EXERCISE: Reproduce every line of the following material verbatim, character for character.

## BEGIN WORKING DATA

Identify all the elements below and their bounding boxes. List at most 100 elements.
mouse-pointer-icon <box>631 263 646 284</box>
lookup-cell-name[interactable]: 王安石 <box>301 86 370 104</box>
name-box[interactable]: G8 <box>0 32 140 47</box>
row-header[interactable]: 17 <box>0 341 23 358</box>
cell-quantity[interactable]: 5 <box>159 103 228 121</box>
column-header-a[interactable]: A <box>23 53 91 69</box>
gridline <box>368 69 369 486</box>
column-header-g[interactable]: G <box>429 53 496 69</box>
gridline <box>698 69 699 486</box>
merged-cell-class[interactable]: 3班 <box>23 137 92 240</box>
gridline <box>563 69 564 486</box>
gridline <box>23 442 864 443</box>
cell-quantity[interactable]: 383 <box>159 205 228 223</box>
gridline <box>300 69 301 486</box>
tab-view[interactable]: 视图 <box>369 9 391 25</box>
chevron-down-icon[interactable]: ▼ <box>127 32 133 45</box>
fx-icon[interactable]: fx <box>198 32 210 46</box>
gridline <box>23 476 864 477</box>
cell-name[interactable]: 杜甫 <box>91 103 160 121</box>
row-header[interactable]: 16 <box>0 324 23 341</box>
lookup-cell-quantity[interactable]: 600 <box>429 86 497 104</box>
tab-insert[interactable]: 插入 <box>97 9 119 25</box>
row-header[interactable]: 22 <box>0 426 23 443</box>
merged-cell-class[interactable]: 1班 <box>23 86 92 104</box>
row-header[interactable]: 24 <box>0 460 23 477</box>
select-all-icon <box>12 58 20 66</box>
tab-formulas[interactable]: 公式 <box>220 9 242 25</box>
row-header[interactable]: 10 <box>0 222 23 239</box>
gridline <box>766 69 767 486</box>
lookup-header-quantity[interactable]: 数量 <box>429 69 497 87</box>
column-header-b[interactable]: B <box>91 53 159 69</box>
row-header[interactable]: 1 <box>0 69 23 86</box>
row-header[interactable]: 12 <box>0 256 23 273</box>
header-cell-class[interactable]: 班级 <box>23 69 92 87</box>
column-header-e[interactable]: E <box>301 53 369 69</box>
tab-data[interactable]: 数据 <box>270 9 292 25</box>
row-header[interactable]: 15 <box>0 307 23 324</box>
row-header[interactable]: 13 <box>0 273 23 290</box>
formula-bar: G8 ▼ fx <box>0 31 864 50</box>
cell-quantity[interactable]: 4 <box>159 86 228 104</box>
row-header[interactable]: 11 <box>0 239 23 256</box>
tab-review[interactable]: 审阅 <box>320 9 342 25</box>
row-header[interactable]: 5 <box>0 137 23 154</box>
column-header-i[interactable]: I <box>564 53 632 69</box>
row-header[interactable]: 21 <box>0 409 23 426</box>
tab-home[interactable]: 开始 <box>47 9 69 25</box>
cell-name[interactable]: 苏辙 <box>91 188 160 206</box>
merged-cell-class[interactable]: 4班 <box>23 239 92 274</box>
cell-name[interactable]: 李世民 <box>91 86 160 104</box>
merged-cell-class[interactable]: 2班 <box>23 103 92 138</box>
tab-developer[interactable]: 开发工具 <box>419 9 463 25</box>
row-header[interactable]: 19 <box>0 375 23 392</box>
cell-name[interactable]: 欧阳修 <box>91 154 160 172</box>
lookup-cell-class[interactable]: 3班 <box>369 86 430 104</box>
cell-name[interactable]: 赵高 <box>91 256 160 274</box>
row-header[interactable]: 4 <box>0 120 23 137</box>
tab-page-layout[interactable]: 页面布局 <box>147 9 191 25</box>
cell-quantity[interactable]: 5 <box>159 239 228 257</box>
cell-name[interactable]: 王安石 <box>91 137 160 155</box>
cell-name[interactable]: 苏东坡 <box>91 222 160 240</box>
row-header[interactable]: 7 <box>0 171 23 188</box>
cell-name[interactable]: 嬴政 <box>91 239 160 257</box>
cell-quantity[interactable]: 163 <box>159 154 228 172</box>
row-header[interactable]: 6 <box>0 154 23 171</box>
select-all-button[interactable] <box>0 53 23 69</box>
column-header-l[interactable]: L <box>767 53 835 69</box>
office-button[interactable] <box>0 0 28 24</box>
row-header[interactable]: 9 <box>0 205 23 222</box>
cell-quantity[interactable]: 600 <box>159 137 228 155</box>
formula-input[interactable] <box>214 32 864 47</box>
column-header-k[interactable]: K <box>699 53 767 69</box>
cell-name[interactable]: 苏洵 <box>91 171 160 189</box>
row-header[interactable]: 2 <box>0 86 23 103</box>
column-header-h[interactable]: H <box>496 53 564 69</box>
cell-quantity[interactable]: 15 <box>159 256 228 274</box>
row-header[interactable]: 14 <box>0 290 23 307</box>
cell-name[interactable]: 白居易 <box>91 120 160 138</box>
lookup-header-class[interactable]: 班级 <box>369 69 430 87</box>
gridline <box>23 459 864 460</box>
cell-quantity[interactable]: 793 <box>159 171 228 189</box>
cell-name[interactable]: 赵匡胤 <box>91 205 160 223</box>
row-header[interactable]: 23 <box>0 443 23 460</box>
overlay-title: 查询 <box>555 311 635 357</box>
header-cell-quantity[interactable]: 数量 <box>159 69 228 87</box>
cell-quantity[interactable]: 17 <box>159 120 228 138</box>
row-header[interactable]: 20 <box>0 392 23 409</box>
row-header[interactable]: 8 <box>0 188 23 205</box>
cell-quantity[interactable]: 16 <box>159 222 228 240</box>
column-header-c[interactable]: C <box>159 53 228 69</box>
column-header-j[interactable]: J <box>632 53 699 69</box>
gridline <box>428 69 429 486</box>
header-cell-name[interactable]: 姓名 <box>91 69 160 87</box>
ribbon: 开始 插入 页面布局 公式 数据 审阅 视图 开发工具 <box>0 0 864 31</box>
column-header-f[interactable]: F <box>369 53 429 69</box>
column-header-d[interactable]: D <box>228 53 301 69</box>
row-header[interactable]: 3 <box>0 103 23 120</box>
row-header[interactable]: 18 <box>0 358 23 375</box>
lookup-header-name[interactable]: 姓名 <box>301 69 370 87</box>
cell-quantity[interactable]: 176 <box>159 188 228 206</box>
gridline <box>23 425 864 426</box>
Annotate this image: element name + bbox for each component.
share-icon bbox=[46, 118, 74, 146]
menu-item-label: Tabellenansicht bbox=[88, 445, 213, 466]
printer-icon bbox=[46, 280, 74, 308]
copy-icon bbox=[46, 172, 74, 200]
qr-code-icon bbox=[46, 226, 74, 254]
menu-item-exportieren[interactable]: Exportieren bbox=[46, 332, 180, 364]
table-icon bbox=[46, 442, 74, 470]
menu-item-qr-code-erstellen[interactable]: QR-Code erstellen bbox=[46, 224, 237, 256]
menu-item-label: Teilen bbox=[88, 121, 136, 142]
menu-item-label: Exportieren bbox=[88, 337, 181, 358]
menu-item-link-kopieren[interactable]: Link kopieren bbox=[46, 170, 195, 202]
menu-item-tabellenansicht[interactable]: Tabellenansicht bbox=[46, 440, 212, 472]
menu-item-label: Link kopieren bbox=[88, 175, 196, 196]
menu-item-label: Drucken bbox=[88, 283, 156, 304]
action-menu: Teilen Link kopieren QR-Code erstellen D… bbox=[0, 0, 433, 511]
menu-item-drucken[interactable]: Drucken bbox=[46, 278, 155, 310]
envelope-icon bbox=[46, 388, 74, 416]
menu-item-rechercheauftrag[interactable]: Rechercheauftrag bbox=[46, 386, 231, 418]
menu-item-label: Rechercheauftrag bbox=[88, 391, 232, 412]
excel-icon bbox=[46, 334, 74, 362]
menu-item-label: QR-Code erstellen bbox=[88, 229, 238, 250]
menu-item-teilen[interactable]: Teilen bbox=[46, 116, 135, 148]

## END WORKING DATA

PROBLEM SOLUTION:
Identify all the elements below and their bounding boxes. List at most 100 elements.
mouse-pointer-icon <box>631 263 646 284</box>
lookup-cell-name[interactable]: 王安石 <box>301 86 370 104</box>
name-box[interactable]: G8 <box>0 32 140 47</box>
row-header[interactable]: 17 <box>0 341 23 358</box>
cell-quantity[interactable]: 5 <box>159 103 228 121</box>
column-header-a[interactable]: A <box>23 53 91 69</box>
gridline <box>368 69 369 486</box>
column-header-g[interactable]: G <box>429 53 496 69</box>
gridline <box>698 69 699 486</box>
merged-cell-class[interactable]: 3班 <box>23 137 92 240</box>
gridline <box>563 69 564 486</box>
gridline <box>23 442 864 443</box>
cell-quantity[interactable]: 383 <box>159 205 228 223</box>
gridline <box>300 69 301 486</box>
tab-view[interactable]: 视图 <box>369 9 391 25</box>
chevron-down-icon[interactable]: ▼ <box>127 32 133 45</box>
fx-icon[interactable]: fx <box>198 32 210 46</box>
gridline <box>23 476 864 477</box>
cell-name[interactable]: 杜甫 <box>91 103 160 121</box>
row-header[interactable]: 16 <box>0 324 23 341</box>
lookup-cell-quantity[interactable]: 600 <box>429 86 497 104</box>
tab-insert[interactable]: 插入 <box>97 9 119 25</box>
row-header[interactable]: 22 <box>0 426 23 443</box>
merged-cell-class[interactable]: 1班 <box>23 86 92 104</box>
row-header[interactable]: 24 <box>0 460 23 477</box>
select-all-icon <box>12 58 20 66</box>
tab-formulas[interactable]: 公式 <box>220 9 242 25</box>
row-header[interactable]: 10 <box>0 222 23 239</box>
gridline <box>766 69 767 486</box>
lookup-header-quantity[interactable]: 数量 <box>429 69 497 87</box>
column-header-b[interactable]: B <box>91 53 159 69</box>
row-header[interactable]: 1 <box>0 69 23 86</box>
row-header[interactable]: 12 <box>0 256 23 273</box>
header-cell-class[interactable]: 班级 <box>23 69 92 87</box>
column-header-e[interactable]: E <box>301 53 369 69</box>
tab-data[interactable]: 数据 <box>270 9 292 25</box>
row-header[interactable]: 15 <box>0 307 23 324</box>
row-header[interactable]: 13 <box>0 273 23 290</box>
formula-bar: G8 ▼ fx <box>0 31 864 50</box>
cell-quantity[interactable]: 4 <box>159 86 228 104</box>
row-header[interactable]: 11 <box>0 239 23 256</box>
tab-review[interactable]: 审阅 <box>320 9 342 25</box>
row-header[interactable]: 5 <box>0 137 23 154</box>
column-header-i[interactable]: I <box>564 53 632 69</box>
row-header[interactable]: 21 <box>0 409 23 426</box>
tab-home[interactable]: 开始 <box>47 9 69 25</box>
cell-name[interactable]: 苏辙 <box>91 188 160 206</box>
merged-cell-class[interactable]: 4班 <box>23 239 92 274</box>
cell-name[interactable]: 李世民 <box>91 86 160 104</box>
merged-cell-class[interactable]: 2班 <box>23 103 92 138</box>
tab-developer[interactable]: 开发工具 <box>419 9 463 25</box>
row-header[interactable]: 19 <box>0 375 23 392</box>
cell-name[interactable]: 欧阳修 <box>91 154 160 172</box>
lookup-cell-class[interactable]: 3班 <box>369 86 430 104</box>
cell-name[interactable]: 赵高 <box>91 256 160 274</box>
row-header[interactable]: 4 <box>0 120 23 137</box>
tab-page-layout[interactable]: 页面布局 <box>147 9 191 25</box>
cell-quantity[interactable]: 5 <box>159 239 228 257</box>
cell-name[interactable]: 王安石 <box>91 137 160 155</box>
cell-name[interactable]: 苏东坡 <box>91 222 160 240</box>
row-header[interactable]: 7 <box>0 171 23 188</box>
cell-name[interactable]: 嬴政 <box>91 239 160 257</box>
cell-quantity[interactable]: 163 <box>159 154 228 172</box>
row-header[interactable]: 6 <box>0 154 23 171</box>
select-all-button[interactable] <box>0 53 23 69</box>
column-header-l[interactable]: L <box>767 53 835 69</box>
office-button[interactable] <box>0 0 28 24</box>
row-header[interactable]: 9 <box>0 205 23 222</box>
cell-quantity[interactable]: 600 <box>159 137 228 155</box>
formula-input[interactable] <box>214 32 864 47</box>
column-header-k[interactable]: K <box>699 53 767 69</box>
cell-name[interactable]: 苏洵 <box>91 171 160 189</box>
row-header[interactable]: 2 <box>0 86 23 103</box>
column-header-h[interactable]: H <box>496 53 564 69</box>
cell-quantity[interactable]: 15 <box>159 256 228 274</box>
row-header[interactable]: 14 <box>0 290 23 307</box>
cell-name[interactable]: 白居易 <box>91 120 160 138</box>
lookup-header-class[interactable]: 班级 <box>369 69 430 87</box>
gridline <box>23 459 864 460</box>
cell-quantity[interactable]: 793 <box>159 171 228 189</box>
cell-name[interactable]: 赵匡胤 <box>91 205 160 223</box>
row-header[interactable]: 23 <box>0 443 23 460</box>
overlay-title: 查询 <box>555 311 635 357</box>
header-cell-quantity[interactable]: 数量 <box>159 69 228 87</box>
cell-quantity[interactable]: 17 <box>159 120 228 138</box>
row-header[interactable]: 20 <box>0 392 23 409</box>
row-header[interactable]: 8 <box>0 188 23 205</box>
cell-quantity[interactable]: 16 <box>159 222 228 240</box>
column-header-c[interactable]: C <box>159 53 228 69</box>
column-header-j[interactable]: J <box>632 53 699 69</box>
gridline <box>428 69 429 486</box>
header-cell-name[interactable]: 姓名 <box>91 69 160 87</box>
ribbon: 开始 插入 页面布局 公式 数据 审阅 视图 开发工具 <box>0 0 864 31</box>
column-header-f[interactable]: F <box>369 53 429 69</box>
column-header-d[interactable]: D <box>228 53 301 69</box>
row-header[interactable]: 3 <box>0 103 23 120</box>
row-header[interactable]: 18 <box>0 358 23 375</box>
lookup-header-name[interactable]: 姓名 <box>301 69 370 87</box>
cell-quantity[interactable]: 176 <box>159 188 228 206</box>
gridline <box>23 425 864 426</box>
Annotate this image: element name + bbox for each component.
share-icon bbox=[46, 118, 74, 146]
menu-item-label: Tabellenansicht bbox=[88, 445, 213, 466]
printer-icon bbox=[46, 280, 74, 308]
copy-icon bbox=[46, 172, 74, 200]
qr-code-icon bbox=[46, 226, 74, 254]
menu-item-exportieren[interactable]: Exportieren bbox=[46, 332, 180, 364]
table-icon bbox=[46, 442, 74, 470]
menu-item-qr-code-erstellen[interactable]: QR-Code erstellen bbox=[46, 224, 237, 256]
menu-item-label: Teilen bbox=[88, 121, 136, 142]
menu-item-label: Exportieren bbox=[88, 337, 181, 358]
menu-item-link-kopieren[interactable]: Link kopieren bbox=[46, 170, 195, 202]
menu-item-tabellenansicht[interactable]: Tabellenansicht bbox=[46, 440, 212, 472]
menu-item-label: Link kopieren bbox=[88, 175, 196, 196]
menu-item-label: Drucken bbox=[88, 283, 156, 304]
action-menu: Teilen Link kopieren QR-Code erstellen D… bbox=[0, 0, 433, 511]
menu-item-drucken[interactable]: Drucken bbox=[46, 278, 155, 310]
envelope-icon bbox=[46, 388, 74, 416]
menu-item-rechercheauftrag[interactable]: Rechercheauftrag bbox=[46, 386, 231, 418]
menu-item-label: Rechercheauftrag bbox=[88, 391, 232, 412]
excel-icon bbox=[46, 334, 74, 362]
menu-item-label: QR-Code erstellen bbox=[88, 229, 238, 250]
menu-item-teilen[interactable]: Teilen bbox=[46, 116, 135, 148]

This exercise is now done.